**What needs to be done**: Quote the records that follow in full and exactly; leave out the pictures.

Figure collection entries:
## START

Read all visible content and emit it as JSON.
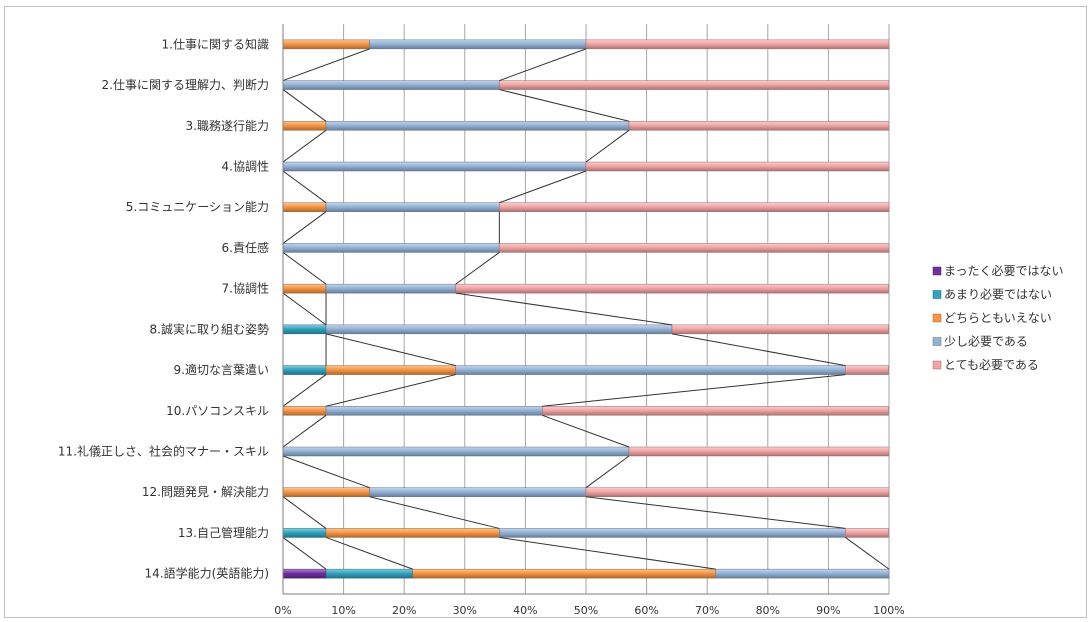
{
  "chart_data": {
    "type": "bar",
    "orientation": "horizontal",
    "stacked": "percent",
    "categories": [
      "1.仕事に関する知識",
      "2.仕事に関する理解力、判断力",
      "3.職務遂行能力",
      "4.協調性",
      "5.コミュニケーション能力",
      "6.責任感",
      "7.協調性",
      "8.誠実に取り組む姿勢",
      "9.適切な言葉遣い",
      "10.パソコンスキル",
      "11.礼儀正しさ、社会的マナー・スキル",
      "12.問題発見・解決能力",
      "13.自己管理能力",
      "14.語学能力(英語能力)"
    ],
    "series": [
      {
        "name": "まったく必要ではない",
        "color": "#7030a0",
        "values": [
          0,
          0,
          0,
          0,
          0,
          0,
          0,
          0,
          0,
          0,
          0,
          0,
          0,
          7.1
        ]
      },
      {
        "name": "あまり必要ではない",
        "color": "#31a3bf",
        "values": [
          0,
          0,
          0,
          0,
          0,
          0,
          0,
          7.1,
          7.1,
          0,
          0,
          0,
          7.1,
          14.3
        ]
      },
      {
        "name": "どちらともいえない",
        "color": "#f79646",
        "values": [
          14.3,
          0,
          7.1,
          0,
          7.1,
          0,
          7.1,
          0,
          21.4,
          7.1,
          0,
          14.3,
          28.6,
          50.0
        ]
      },
      {
        "name": "少し必要である",
        "color": "#95b3d7",
        "values": [
          35.7,
          35.7,
          50.0,
          50.0,
          28.6,
          35.7,
          21.4,
          57.1,
          64.3,
          35.7,
          57.1,
          35.7,
          57.1,
          28.6
        ]
      },
      {
        "name": "とても必要である",
        "color": "#f2a5a5",
        "values": [
          50.0,
          64.3,
          42.9,
          50.0,
          64.3,
          64.3,
          71.4,
          35.7,
          7.1,
          57.1,
          42.9,
          50.0,
          7.1,
          0
        ]
      }
    ],
    "xaxis": {
      "ticks": [
        "0%",
        "10%",
        "20%",
        "30%",
        "40%",
        "50%",
        "60%",
        "70%",
        "80%",
        "90%",
        "100%"
      ],
      "range": [
        0,
        100
      ]
    },
    "grid": true,
    "legend_position": "right",
    "series_lines": true
  }
}
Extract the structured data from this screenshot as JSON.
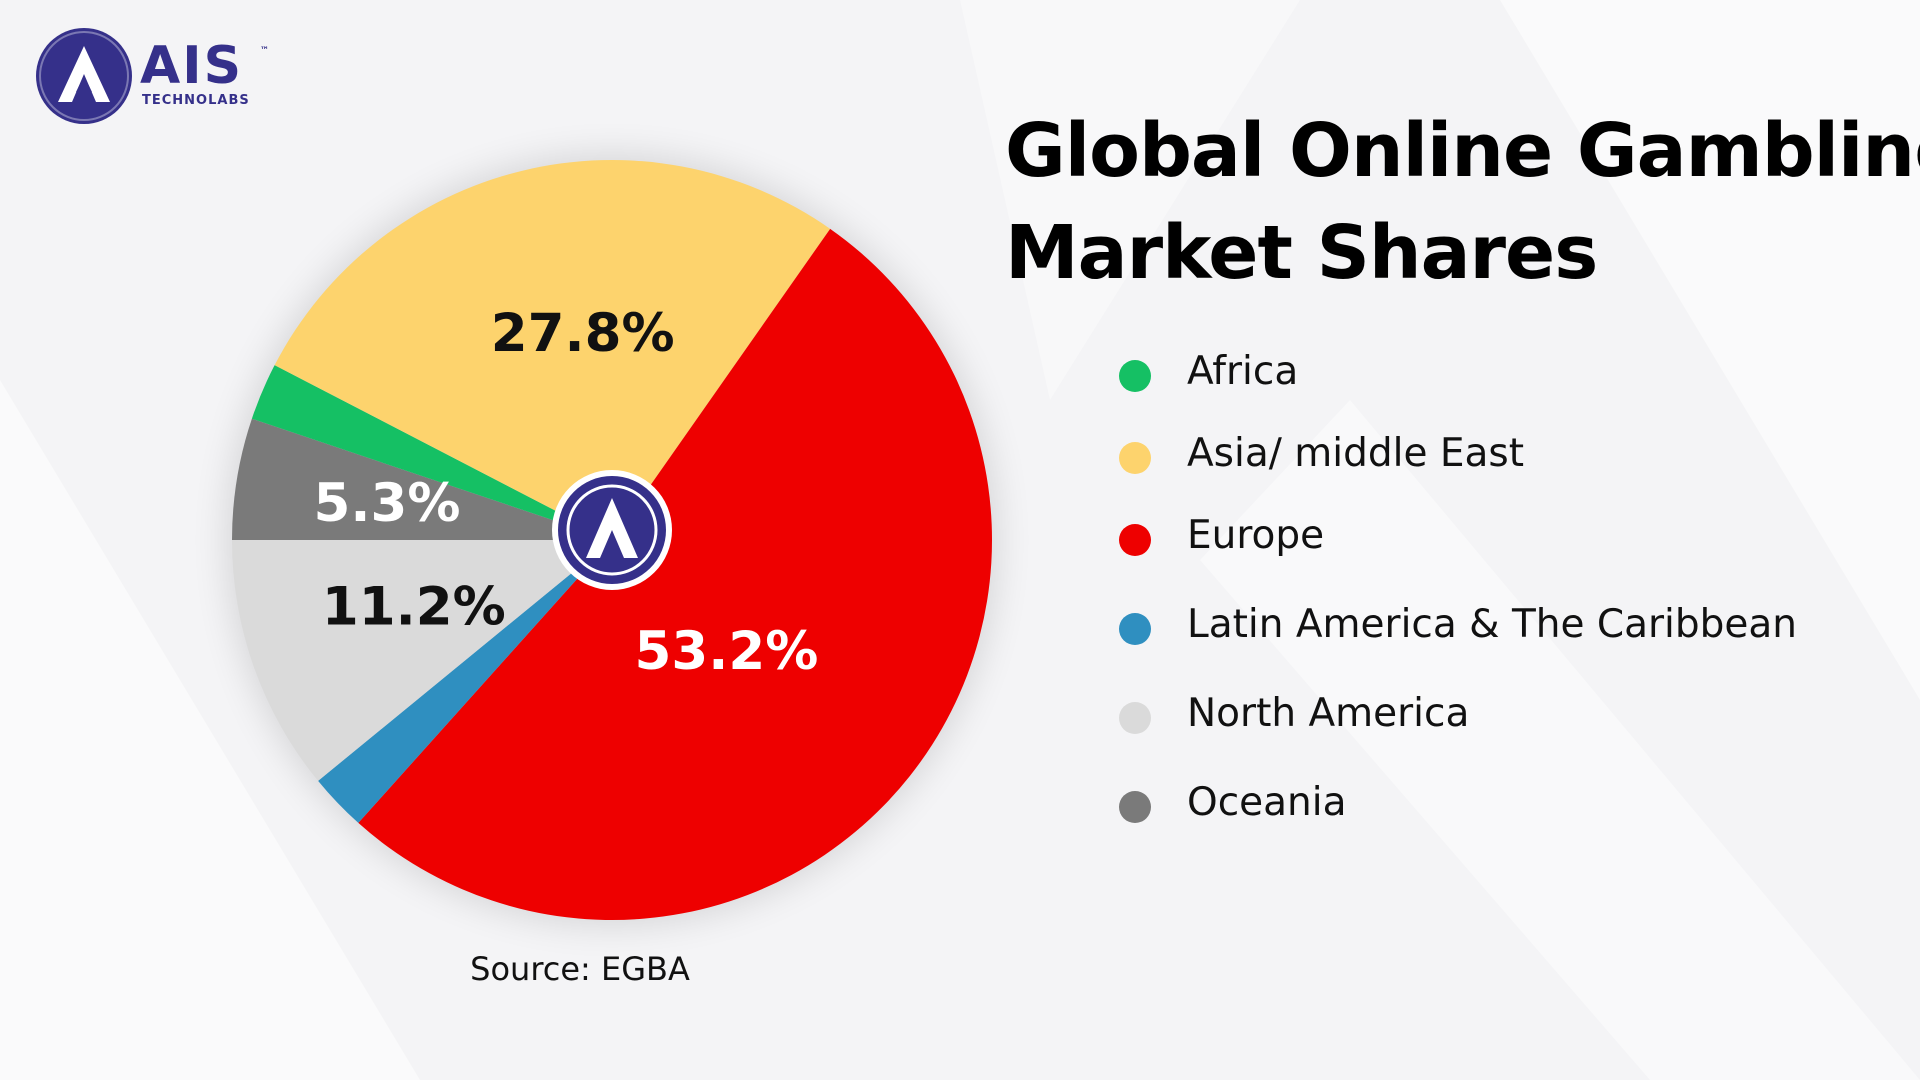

## END

**The output**:
Read all visible content and emit it as JSON.
{
  "chart_data": {
    "type": "bar",
    "orientation": "horizontal",
    "stacked": "percent",
    "categories": [
      "1.仕事に関する知識",
      "2.仕事に関する理解力、判断力",
      "3.職務遂行能力",
      "4.協調性",
      "5.コミュニケーション能力",
      "6.責任感",
      "7.協調性",
      "8.誠実に取り組む姿勢",
      "9.適切な言葉遣い",
      "10.パソコンスキル",
      "11.礼儀正しさ、社会的マナー・スキル",
      "12.問題発見・解決能力",
      "13.自己管理能力",
      "14.語学能力(英語能力)"
    ],
    "series": [
      {
        "name": "まったく必要ではない",
        "color": "#7030a0",
        "values": [
          0,
          0,
          0,
          0,
          0,
          0,
          0,
          0,
          0,
          0,
          0,
          0,
          0,
          7.1
        ]
      },
      {
        "name": "あまり必要ではない",
        "color": "#31a3bf",
        "values": [
          0,
          0,
          0,
          0,
          0,
          0,
          0,
          7.1,
          7.1,
          0,
          0,
          0,
          7.1,
          14.3
        ]
      },
      {
        "name": "どちらともいえない",
        "color": "#f79646",
        "values": [
          14.3,
          0,
          7.1,
          0,
          7.1,
          0,
          7.1,
          0,
          21.4,
          7.1,
          0,
          14.3,
          28.6,
          50.0
        ]
      },
      {
        "name": "少し必要である",
        "color": "#95b3d7",
        "values": [
          35.7,
          35.7,
          50.0,
          50.0,
          28.6,
          35.7,
          21.4,
          57.1,
          64.3,
          35.7,
          57.1,
          35.7,
          57.1,
          28.6
        ]
      },
      {
        "name": "とても必要である",
        "color": "#f2a5a5",
        "values": [
          50.0,
          64.3,
          42.9,
          50.0,
          64.3,
          64.3,
          71.4,
          35.7,
          7.1,
          57.1,
          42.9,
          50.0,
          7.1,
          0
        ]
      }
    ],
    "xaxis": {
      "ticks": [
        "0%",
        "10%",
        "20%",
        "30%",
        "40%",
        "50%",
        "60%",
        "70%",
        "80%",
        "90%",
        "100%"
      ],
      "range": [
        0,
        100
      ]
    },
    "grid": true,
    "legend_position": "right",
    "series_lines": true
  }
}
Extract the structured data from this screenshot as JSON.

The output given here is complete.